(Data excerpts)
—————

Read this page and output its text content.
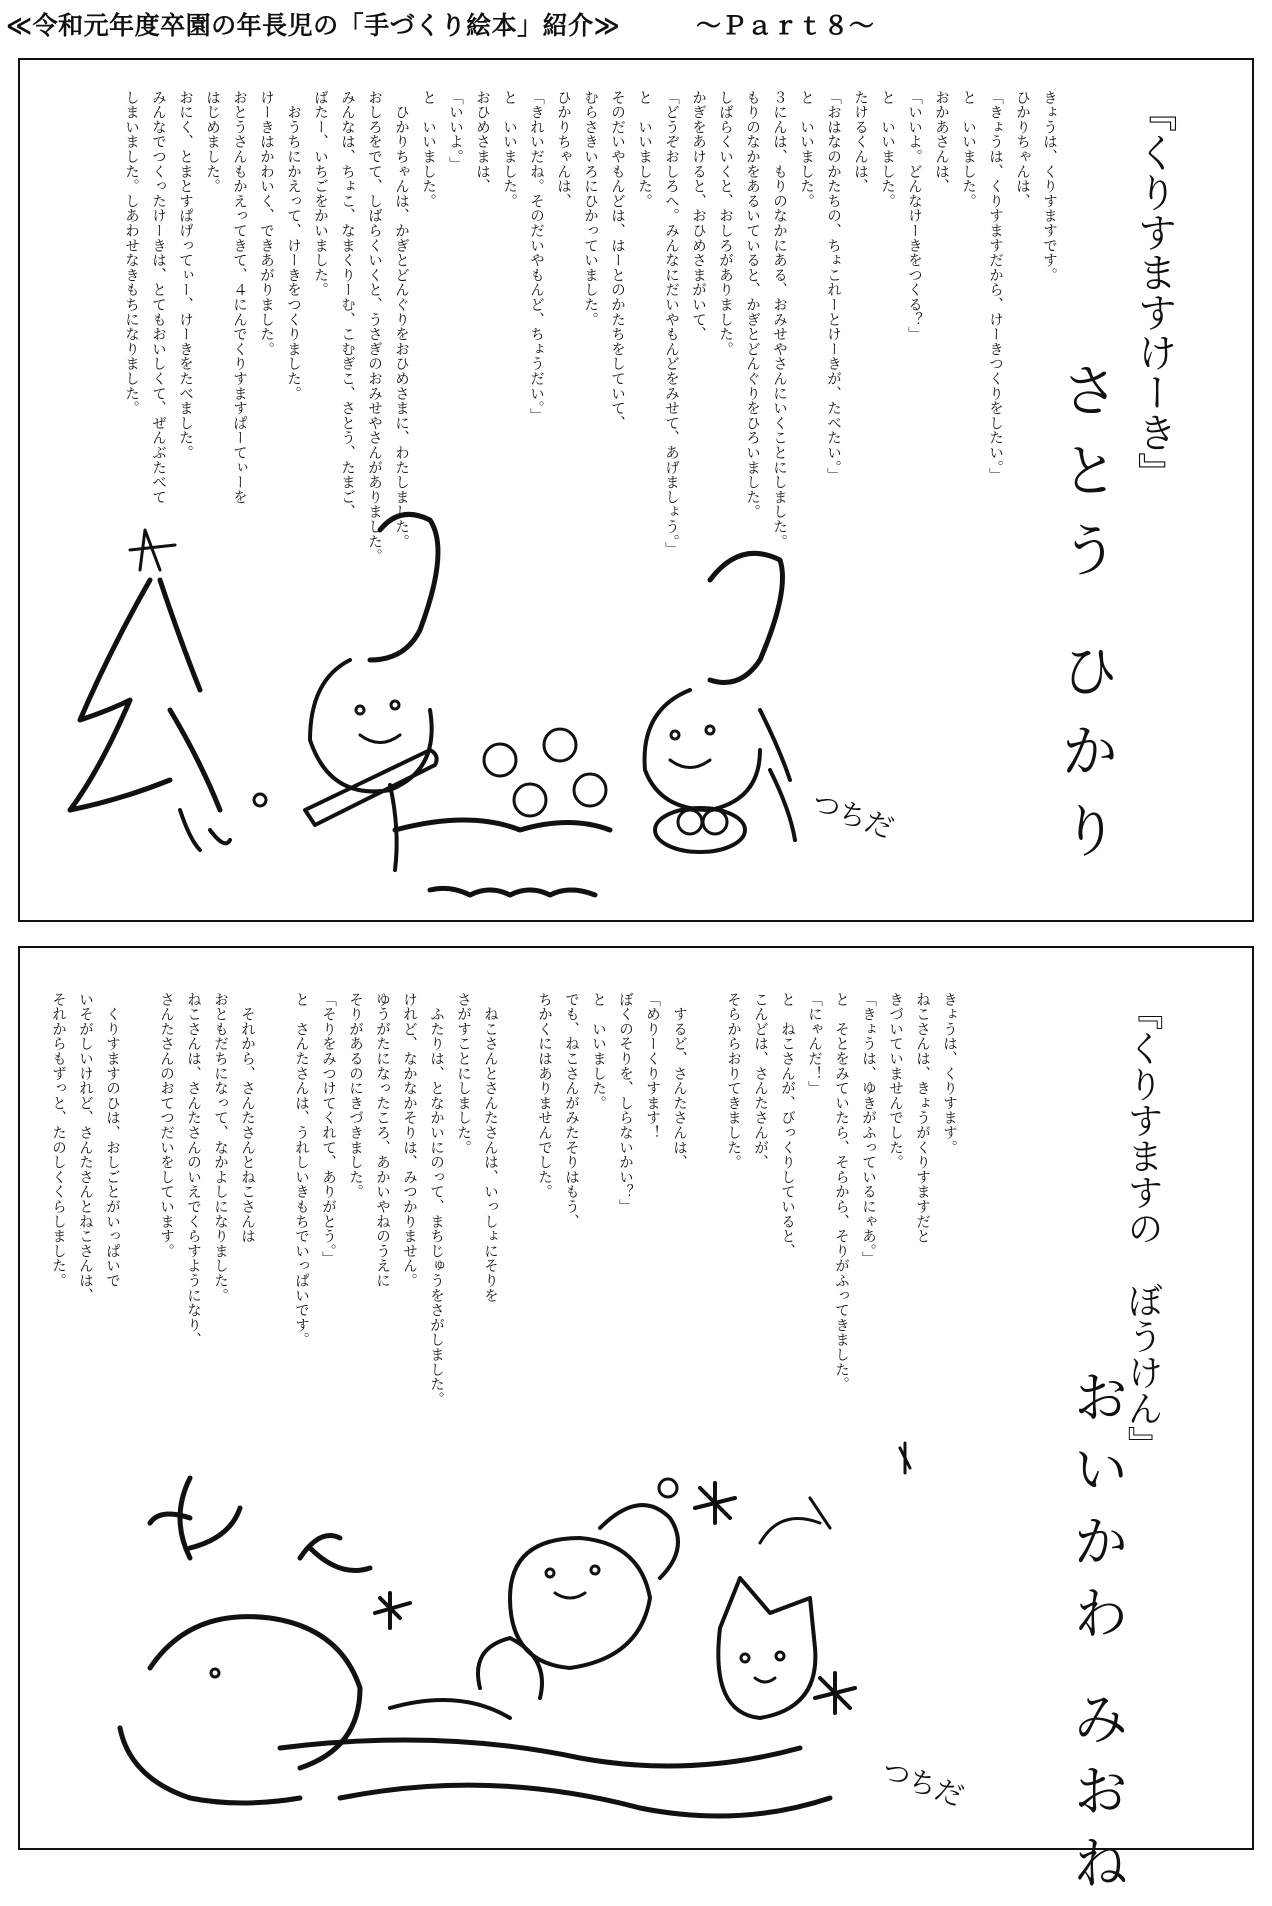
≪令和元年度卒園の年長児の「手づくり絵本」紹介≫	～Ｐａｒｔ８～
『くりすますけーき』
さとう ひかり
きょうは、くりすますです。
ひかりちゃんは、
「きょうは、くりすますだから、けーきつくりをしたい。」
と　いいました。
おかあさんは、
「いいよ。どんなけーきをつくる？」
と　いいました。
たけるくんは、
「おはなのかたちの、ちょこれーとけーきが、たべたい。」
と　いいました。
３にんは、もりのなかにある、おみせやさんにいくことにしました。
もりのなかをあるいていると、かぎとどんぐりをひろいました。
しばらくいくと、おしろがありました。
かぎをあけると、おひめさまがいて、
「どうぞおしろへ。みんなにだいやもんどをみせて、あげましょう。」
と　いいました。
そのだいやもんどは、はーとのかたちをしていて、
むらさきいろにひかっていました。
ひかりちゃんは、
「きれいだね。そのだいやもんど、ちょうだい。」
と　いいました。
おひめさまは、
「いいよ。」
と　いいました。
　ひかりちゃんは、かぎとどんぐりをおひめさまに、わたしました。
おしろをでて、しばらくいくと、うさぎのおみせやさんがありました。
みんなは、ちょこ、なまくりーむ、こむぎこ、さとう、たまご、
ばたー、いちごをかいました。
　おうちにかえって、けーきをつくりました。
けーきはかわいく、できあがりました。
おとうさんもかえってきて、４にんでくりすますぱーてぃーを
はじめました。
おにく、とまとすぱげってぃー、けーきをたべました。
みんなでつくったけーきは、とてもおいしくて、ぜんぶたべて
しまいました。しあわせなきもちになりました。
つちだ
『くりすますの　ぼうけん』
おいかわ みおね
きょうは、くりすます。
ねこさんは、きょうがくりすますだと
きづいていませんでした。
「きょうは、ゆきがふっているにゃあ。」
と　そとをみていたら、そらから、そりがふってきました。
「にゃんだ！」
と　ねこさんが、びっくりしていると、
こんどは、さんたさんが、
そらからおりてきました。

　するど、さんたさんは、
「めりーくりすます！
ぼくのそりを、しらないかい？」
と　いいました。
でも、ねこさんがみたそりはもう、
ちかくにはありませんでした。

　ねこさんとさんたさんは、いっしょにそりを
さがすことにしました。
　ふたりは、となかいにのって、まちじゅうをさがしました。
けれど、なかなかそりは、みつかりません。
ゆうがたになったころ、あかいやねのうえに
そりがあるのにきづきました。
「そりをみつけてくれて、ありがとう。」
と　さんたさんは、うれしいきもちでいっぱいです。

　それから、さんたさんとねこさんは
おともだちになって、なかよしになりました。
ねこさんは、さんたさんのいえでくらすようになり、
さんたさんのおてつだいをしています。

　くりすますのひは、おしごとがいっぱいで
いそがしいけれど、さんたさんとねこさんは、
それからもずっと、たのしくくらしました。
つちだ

—————

### PROBLEM TO SOLVE:
Leave the pictures out and print the records above exactly as they stand.

### FINAL ANSWER:
Read this page and output its text content.
≪令和元年度卒園の年長児の「手づくり絵本」紹介≫	～Ｐａｒｔ８～
『くりすますけーき』
さとう ひかり
きょうは、くりすますです。
ひかりちゃんは、
「きょうは、くりすますだから、けーきつくりをしたい。」
と　いいました。
おかあさんは、
「いいよ。どんなけーきをつくる？」
と　いいました。
たけるくんは、
「おはなのかたちの、ちょこれーとけーきが、たべたい。」
と　いいました。
３にんは、もりのなかにある、おみせやさんにいくことにしました。
もりのなかをあるいていると、かぎとどんぐりをひろいました。
しばらくいくと、おしろがありました。
かぎをあけると、おひめさまがいて、
「どうぞおしろへ。みんなにだいやもんどをみせて、あげましょう。」
と　いいました。
そのだいやもんどは、はーとのかたちをしていて、
むらさきいろにひかっていました。
ひかりちゃんは、
「きれいだね。そのだいやもんど、ちょうだい。」
と　いいました。
おひめさまは、
「いいよ。」
と　いいました。
　ひかりちゃんは、かぎとどんぐりをおひめさまに、わたしました。
おしろをでて、しばらくいくと、うさぎのおみせやさんがありました。
みんなは、ちょこ、なまくりーむ、こむぎこ、さとう、たまご、
ばたー、いちごをかいました。
　おうちにかえって、けーきをつくりました。
けーきはかわいく、できあがりました。
おとうさんもかえってきて、４にんでくりすますぱーてぃーを
はじめました。
おにく、とまとすぱげってぃー、けーきをたべました。
みんなでつくったけーきは、とてもおいしくて、ぜんぶたべて
しまいました。しあわせなきもちになりました。
つちだ
『くりすますの　ぼうけん』
おいかわ みおね
きょうは、くりすます。
ねこさんは、きょうがくりすますだと
きづいていませんでした。
「きょうは、ゆきがふっているにゃあ。」
と　そとをみていたら、そらから、そりがふってきました。
「にゃんだ！」
と　ねこさんが、びっくりしていると、
こんどは、さんたさんが、
そらからおりてきました。

　するど、さんたさんは、
「めりーくりすます！
ぼくのそりを、しらないかい？」
と　いいました。
でも、ねこさんがみたそりはもう、
ちかくにはありませんでした。

　ねこさんとさんたさんは、いっしょにそりを
さがすことにしました。
　ふたりは、となかいにのって、まちじゅうをさがしました。
けれど、なかなかそりは、みつかりません。
ゆうがたになったころ、あかいやねのうえに
そりがあるのにきづきました。
「そりをみつけてくれて、ありがとう。」
と　さんたさんは、うれしいきもちでいっぱいです。

　それから、さんたさんとねこさんは
おともだちになって、なかよしになりました。
ねこさんは、さんたさんのいえでくらすようになり、
さんたさんのおてつだいをしています。

　くりすますのひは、おしごとがいっぱいで
いそがしいけれど、さんたさんとねこさんは、
それからもずっと、たのしくくらしました。
つちだ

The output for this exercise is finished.